Cambia "Wall Street" por "la banca" y reproduce el pasaje del texto sobre el proteccionismo comercial comprendido entre "Volviendo a las" y "sea Wall Street.", ambos incluidos.

*TEXTO PROPORCIONADO*.
"""

Volviendo a las dos respuestas ensayadas más arriba para un mismo problema, vale mencionar otra reflexión interesante de Stiglitz:
Si miramos más allá de los votantes de Estados Unidos y Europa que están sufriendo a causa de la desindustrialización, la realidad es que China no es la mina de oro que alguna vez era para las corporaciones norteamericanas. En tanto las firmas chinas se han vuelto más competitivas, los salarios y los estándares ambientales en China han aumentado. Mientras tanto, China se ha demorado en abrir sus mercados financieros, para disgusto de los inversores de Wall Street. Irónicamente, mientras que Trump dice estar velando por los trabajadores industriales estadounidenses, el verdadero ganador de las negociaciones ‘exitosas’ -que obligarían a China a abrir más sus mercados a los seguros y otras actividades financieras- quizá sea Wall Street.
Amén de que los salarios chinos promedio continúan siendo alrededor de un cuarto de los norteamericanos, el señalamiento de Stiglitz es esencialmente correcto sólo que vale más como identificación de una contradicción en movimiento que como final de película espoileado. El panorama abierto excede las soluciones binarias. Y justamente aquí es cuando las cosas se ponen más difíciles de preveer: China no parece tan fácil de doblegar y los «votantes que sufren» son quienes deben legitimar al Estado y otorgan al formato proteccionista comercial un carácter necesario.
El carácter necesario de la forma (o la fuerza de lo aparente)
El asunto dista de quedar resuelto al distinguir los aspectos asociados a la forma de aquellos relacionados con el contenido, como si los primeros pudieran relegarse al lugar de simple engaño. Para tratar este asunto novedoso, complejo y bastante paradójico es que aludimos -de una manera un tanto metafórica- a la condición ineludible de la forma sin la cual el contenido no es capaz de ver la luz. Dicho en términos más prosaicos, sucede que un nacionalismo económico más agresivo necesita del «consenso nacional» que es lo que vino a tratar de recuperar Trump y a lo que dedica gran parte del discurso proteccionista con el fin supuesto de la reindustrialización norteamericana. Quizás la dificultad para armonizar la respuesta doble que arroja una misma serie de preguntas, constituya la paradoja más apremiante de nuestro tiempo. A ella buscan responder de algún modo desde Trump hasta quienes ubicándose abiertamente en el campo de la «globalización» sugieren explícitamente la necesidad de «reformarla».

"""

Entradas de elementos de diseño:
"""

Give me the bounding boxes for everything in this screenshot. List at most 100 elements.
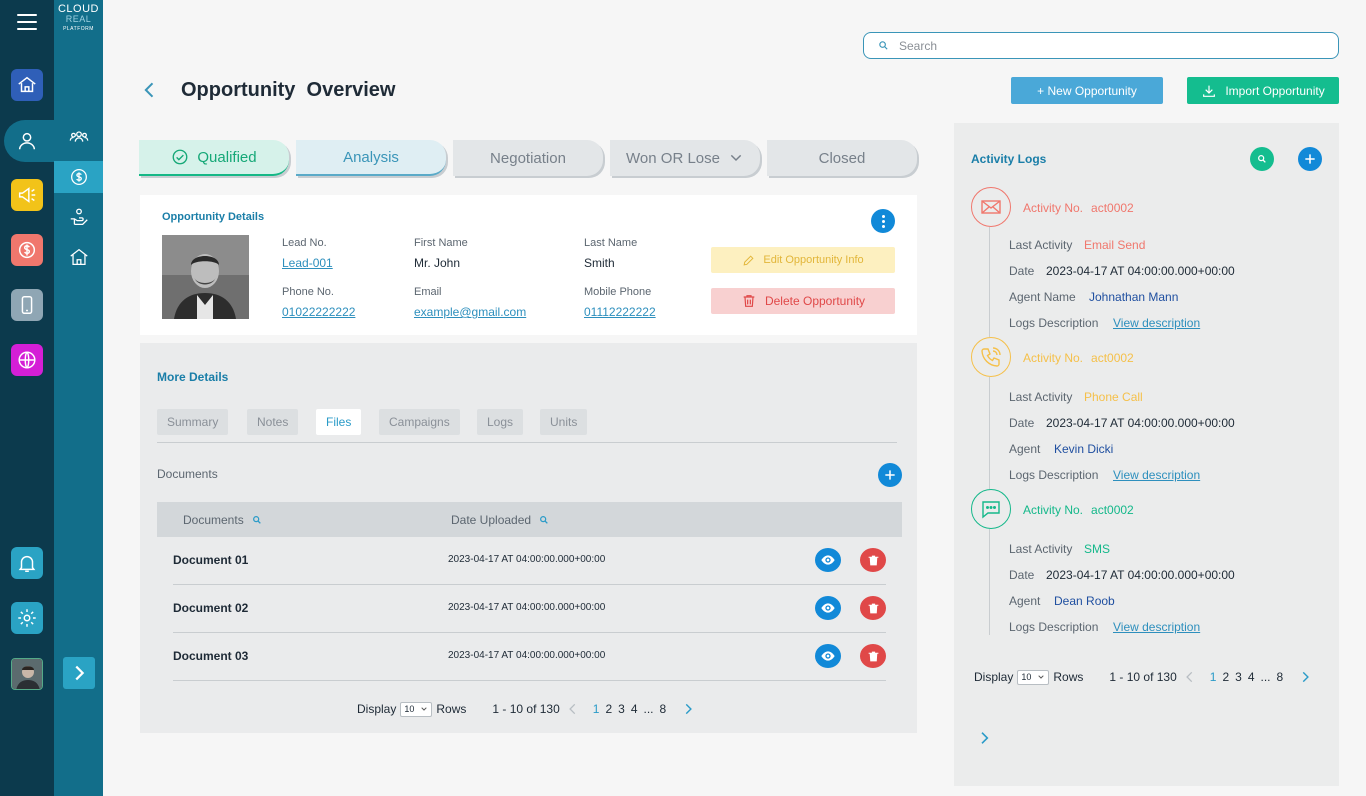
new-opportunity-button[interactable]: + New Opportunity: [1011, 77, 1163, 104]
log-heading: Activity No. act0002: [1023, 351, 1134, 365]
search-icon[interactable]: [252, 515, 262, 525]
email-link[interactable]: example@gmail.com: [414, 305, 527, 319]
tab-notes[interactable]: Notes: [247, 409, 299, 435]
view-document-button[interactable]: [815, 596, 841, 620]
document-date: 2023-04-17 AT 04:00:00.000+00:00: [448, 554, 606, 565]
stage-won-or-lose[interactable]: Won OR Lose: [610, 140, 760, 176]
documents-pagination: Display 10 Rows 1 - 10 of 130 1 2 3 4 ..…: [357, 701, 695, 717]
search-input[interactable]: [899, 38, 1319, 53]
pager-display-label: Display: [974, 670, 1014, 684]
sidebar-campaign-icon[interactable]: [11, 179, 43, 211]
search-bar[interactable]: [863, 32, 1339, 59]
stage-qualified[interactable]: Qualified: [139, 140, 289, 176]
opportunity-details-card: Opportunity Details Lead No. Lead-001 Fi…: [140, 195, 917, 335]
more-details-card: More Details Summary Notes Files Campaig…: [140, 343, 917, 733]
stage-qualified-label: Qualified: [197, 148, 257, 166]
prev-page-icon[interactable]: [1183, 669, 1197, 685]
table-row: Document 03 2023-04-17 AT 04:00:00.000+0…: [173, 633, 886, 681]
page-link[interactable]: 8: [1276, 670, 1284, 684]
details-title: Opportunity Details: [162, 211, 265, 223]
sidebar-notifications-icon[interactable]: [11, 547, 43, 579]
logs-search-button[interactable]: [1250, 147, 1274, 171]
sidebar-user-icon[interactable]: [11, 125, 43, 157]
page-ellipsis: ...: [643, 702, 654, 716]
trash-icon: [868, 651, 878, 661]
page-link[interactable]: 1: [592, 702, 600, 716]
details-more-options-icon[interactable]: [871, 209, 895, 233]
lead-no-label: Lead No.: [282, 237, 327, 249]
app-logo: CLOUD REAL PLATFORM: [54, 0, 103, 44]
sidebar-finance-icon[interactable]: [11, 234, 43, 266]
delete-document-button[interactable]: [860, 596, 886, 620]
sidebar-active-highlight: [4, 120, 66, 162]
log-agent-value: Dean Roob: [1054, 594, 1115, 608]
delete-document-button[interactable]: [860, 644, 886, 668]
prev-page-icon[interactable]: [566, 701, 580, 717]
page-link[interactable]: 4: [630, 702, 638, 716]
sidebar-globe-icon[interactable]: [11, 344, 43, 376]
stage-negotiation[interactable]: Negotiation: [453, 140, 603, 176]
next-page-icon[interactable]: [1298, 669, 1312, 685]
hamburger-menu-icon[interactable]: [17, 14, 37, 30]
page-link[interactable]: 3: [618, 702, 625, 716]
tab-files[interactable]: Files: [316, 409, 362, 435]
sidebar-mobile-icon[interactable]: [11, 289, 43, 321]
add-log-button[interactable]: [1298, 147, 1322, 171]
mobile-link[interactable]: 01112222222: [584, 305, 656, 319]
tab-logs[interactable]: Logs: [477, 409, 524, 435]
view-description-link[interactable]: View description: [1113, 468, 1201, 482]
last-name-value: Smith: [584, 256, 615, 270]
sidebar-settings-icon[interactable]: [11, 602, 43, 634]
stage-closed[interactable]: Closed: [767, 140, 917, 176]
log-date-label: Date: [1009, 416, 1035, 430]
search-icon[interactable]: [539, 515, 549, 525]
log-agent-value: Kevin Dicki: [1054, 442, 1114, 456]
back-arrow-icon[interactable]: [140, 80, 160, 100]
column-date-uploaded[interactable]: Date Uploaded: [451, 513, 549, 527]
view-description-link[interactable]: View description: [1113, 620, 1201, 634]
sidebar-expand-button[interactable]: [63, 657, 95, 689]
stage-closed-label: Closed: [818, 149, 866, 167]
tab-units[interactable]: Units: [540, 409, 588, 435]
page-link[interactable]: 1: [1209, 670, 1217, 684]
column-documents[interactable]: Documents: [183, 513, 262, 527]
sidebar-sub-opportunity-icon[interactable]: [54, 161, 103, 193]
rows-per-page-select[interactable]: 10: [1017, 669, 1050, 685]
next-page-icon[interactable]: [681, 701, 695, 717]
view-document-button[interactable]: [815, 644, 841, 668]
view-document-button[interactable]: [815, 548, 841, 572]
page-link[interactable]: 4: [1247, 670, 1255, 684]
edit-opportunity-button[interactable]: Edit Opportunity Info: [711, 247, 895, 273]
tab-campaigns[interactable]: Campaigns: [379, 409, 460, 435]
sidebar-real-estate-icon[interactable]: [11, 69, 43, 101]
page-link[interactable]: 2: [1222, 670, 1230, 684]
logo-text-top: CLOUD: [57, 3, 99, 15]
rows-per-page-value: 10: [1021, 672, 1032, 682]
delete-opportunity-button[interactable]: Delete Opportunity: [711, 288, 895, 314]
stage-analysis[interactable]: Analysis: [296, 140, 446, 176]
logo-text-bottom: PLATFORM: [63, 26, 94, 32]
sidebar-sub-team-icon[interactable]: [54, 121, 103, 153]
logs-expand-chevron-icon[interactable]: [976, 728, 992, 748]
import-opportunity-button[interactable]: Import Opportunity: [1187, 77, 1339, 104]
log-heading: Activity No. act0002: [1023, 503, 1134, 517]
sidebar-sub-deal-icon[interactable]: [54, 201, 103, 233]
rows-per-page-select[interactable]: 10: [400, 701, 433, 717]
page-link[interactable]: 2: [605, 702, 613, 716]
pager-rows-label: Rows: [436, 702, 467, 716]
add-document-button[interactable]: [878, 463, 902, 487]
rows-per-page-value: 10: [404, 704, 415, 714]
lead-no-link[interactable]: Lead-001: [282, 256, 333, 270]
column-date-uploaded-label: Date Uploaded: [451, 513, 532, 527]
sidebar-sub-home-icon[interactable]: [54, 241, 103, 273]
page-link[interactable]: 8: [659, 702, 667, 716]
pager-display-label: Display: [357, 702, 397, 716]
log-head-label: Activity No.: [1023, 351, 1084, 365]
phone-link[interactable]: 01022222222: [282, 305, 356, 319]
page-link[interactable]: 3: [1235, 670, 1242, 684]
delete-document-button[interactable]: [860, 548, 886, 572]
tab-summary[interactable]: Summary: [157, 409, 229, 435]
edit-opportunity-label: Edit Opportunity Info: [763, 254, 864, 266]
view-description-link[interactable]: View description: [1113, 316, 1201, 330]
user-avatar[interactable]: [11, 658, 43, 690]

"""
"""

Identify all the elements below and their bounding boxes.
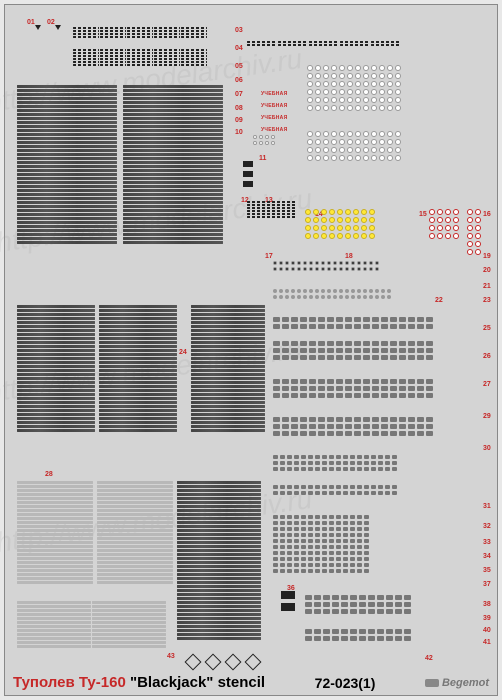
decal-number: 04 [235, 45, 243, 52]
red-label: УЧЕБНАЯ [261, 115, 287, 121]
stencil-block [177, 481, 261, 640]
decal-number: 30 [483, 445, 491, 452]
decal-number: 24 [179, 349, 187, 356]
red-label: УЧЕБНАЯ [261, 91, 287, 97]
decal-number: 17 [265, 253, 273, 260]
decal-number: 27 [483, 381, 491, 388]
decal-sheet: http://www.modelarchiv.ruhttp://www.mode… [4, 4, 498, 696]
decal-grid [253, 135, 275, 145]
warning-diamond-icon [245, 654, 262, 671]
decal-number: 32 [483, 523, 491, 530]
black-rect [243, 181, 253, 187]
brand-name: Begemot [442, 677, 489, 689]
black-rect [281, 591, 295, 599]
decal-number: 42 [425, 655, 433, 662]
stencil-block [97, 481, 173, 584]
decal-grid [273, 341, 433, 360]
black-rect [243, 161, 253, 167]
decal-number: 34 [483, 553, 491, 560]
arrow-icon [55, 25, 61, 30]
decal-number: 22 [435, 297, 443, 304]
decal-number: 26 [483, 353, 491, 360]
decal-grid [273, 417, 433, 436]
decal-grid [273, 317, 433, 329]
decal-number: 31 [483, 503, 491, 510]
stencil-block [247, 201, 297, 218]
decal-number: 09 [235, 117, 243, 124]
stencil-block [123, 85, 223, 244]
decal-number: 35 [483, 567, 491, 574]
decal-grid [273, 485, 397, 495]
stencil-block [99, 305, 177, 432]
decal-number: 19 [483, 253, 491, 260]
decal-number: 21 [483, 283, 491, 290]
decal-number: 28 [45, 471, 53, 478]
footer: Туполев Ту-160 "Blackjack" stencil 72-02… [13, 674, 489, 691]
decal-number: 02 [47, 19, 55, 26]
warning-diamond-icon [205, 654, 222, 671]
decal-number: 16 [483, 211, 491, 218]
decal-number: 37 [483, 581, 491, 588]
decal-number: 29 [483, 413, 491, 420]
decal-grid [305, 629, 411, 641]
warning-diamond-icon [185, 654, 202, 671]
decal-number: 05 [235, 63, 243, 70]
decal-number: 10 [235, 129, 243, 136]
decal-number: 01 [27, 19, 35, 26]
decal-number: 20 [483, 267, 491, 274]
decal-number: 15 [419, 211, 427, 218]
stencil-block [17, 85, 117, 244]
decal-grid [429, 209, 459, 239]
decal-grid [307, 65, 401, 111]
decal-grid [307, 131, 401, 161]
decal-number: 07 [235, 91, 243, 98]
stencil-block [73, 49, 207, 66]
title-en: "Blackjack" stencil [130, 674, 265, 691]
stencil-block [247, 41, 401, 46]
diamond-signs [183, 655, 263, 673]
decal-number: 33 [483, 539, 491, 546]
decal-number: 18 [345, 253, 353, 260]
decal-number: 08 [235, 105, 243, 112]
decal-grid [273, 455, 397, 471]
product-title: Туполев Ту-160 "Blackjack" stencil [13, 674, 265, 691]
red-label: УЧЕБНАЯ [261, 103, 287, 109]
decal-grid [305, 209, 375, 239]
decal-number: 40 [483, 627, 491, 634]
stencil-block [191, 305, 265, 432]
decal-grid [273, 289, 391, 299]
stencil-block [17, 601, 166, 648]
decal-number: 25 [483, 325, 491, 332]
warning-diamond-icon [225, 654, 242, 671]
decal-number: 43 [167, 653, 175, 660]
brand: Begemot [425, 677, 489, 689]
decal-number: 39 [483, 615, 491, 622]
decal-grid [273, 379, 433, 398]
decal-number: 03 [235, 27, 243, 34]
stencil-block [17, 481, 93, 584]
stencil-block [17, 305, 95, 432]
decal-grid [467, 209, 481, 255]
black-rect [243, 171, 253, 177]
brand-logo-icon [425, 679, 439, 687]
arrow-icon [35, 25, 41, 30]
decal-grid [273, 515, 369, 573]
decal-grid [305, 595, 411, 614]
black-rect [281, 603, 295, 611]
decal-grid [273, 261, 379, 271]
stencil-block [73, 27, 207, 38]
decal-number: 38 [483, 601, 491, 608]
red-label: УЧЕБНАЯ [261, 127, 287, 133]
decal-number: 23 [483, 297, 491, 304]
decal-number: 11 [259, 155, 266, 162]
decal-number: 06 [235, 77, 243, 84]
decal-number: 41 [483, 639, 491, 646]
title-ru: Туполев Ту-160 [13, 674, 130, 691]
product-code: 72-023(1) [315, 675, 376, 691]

"""

*EN RESPUESTA*.
Volviendo a las dos respuestas ensayadas más arriba para un mismo problema, vale mencionar otra reflexión interesante de Stiglitz:
Si miramos más allá de los votantes de Estados Unidos y Europa que están sufriendo a causa de la desindustrialización, la realidad es que China no es la mina de oro que alguna vez era para las corporaciones norteamericanas. En tanto las firmas chinas se han vuelto más competitivas, los salarios y los estándares ambientales en China han aumentado. Mientras tanto, China se ha demorado en abrir sus mercados financieros, para disgusto de los inversores de la banca. Irónicamente, mientras que Trump dice estar velando por los trabajadores industriales estadounidenses, el verdadero ganador de las negociaciones ‘exitosas’ -que obligarían a China a abrir más sus mercados a los seguros y otras actividades financieras- quizá sea la banca.